GIVEN INSTRUCTION:
Below is a block of records; reproduce all of them exactly and leave out any pictures.

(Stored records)
========================

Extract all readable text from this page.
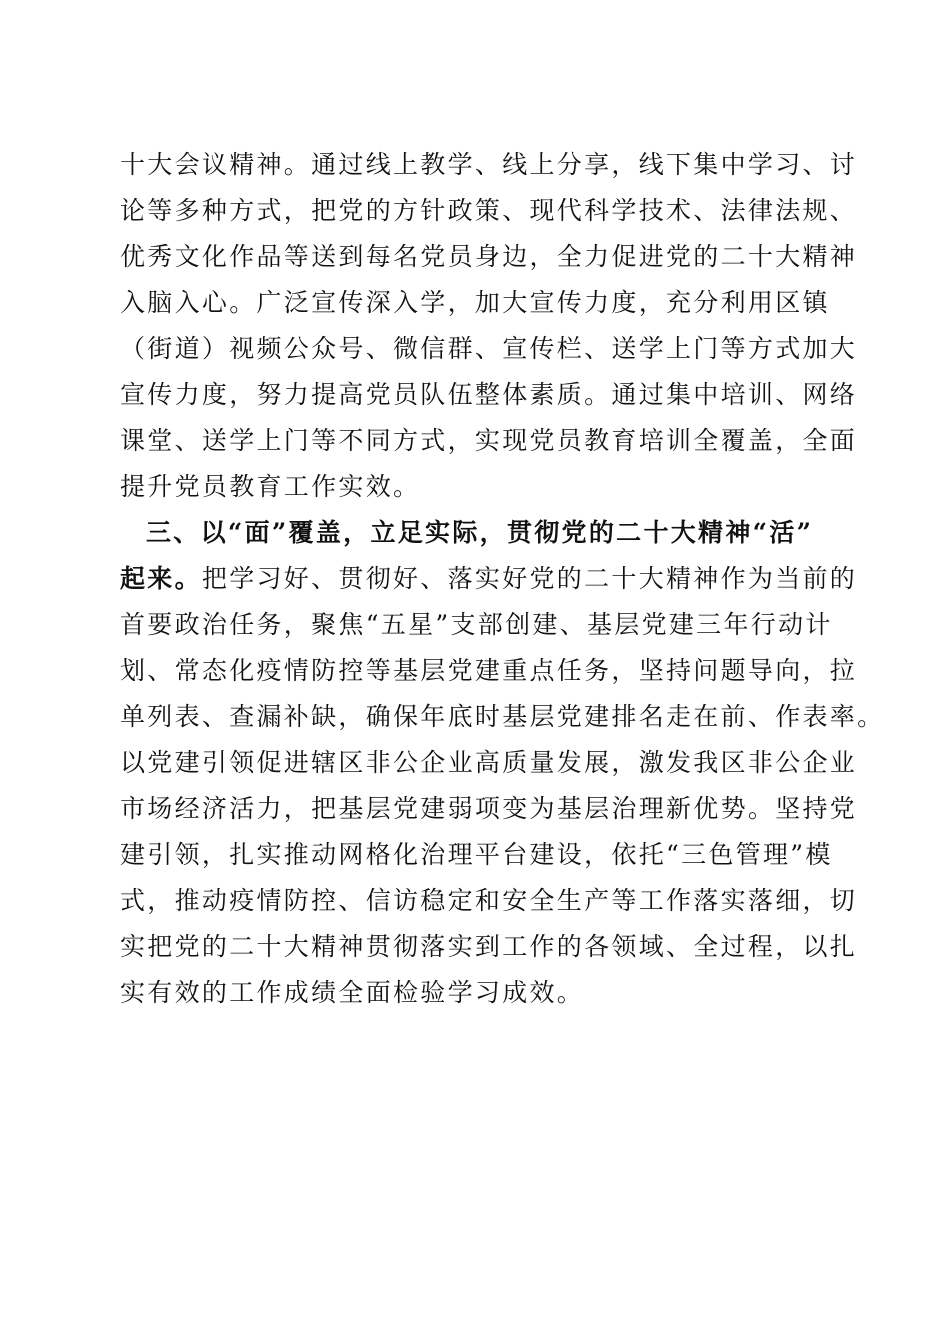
十大会议精神。通过线上教学、线上分享，线下集中学习、讨
论等多种方式，把党的方针政策、现代科学技术、法律法规、
优秀文化作品等送到每名党员身边，全力促进党的二十大精神
入脑入心。广泛宣传深入学，加大宣传力度，充分利用区镇
（街道）视频公众号、微信群、宣传栏、送学上门等方式加大
宣传力度，努力提高党员队伍整体素质。通过集中培训、网络
课堂、送学上门等不同方式，实现党员教育培训全覆盖，全面
提升党员教育工作实效。
三、以“面”覆盖，立足实际，贯彻党的二十大精神“活”
起来。把学习好、贯彻好、落实好党的二十大精神作为当前的
首要政治任务，聚焦“五星”支部创建、基层党建三年行动计
划、常态化疫情防控等基层党建重点任务，坚持问题导向，拉
单列表、查漏补缺，确保年底时基层党建排名走在前、作表率。
以党建引领促进辖区非公企业高质量发展，激发我区非公企业
市场经济活力，把基层党建弱项变为基层治理新优势。坚持党
建引领，扎实推动网格化治理平台建设，依托“三色管理”模
式，推动疫情防控、信访稳定和安全生产等工作落实落细，切
实把党的二十大精神贯彻落实到工作的各领域、全过程，以扎
实有效的工作成绩全面检验学习成效。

========================

WRITTEN RESPONSE:
Extract all readable text from this page.
十大会议精神。通过线上教学、线上分享，线下集中学习、讨
论等多种方式，把党的方针政策、现代科学技术、法律法规、
优秀文化作品等送到每名党员身边，全力促进党的二十大精神
入脑入心。广泛宣传深入学，加大宣传力度，充分利用区镇
（街道）视频公众号、微信群、宣传栏、送学上门等方式加大
宣传力度，努力提高党员队伍整体素质。通过集中培训、网络
课堂、送学上门等不同方式，实现党员教育培训全覆盖，全面
提升党员教育工作实效。
三、以“面”覆盖，立足实际，贯彻党的二十大精神“活”
起来。把学习好、贯彻好、落实好党的二十大精神作为当前的
首要政治任务，聚焦“五星”支部创建、基层党建三年行动计
划、常态化疫情防控等基层党建重点任务，坚持问题导向，拉
单列表、查漏补缺，确保年底时基层党建排名走在前、作表率。
以党建引领促进辖区非公企业高质量发展，激发我区非公企业
市场经济活力，把基层党建弱项变为基层治理新优势。坚持党
建引领，扎实推动网格化治理平台建设，依托“三色管理”模
式，推动疫情防控、信访稳定和安全生产等工作落实落细，切
实把党的二十大精神贯彻落实到工作的各领域、全过程，以扎
实有效的工作成绩全面检验学习成效。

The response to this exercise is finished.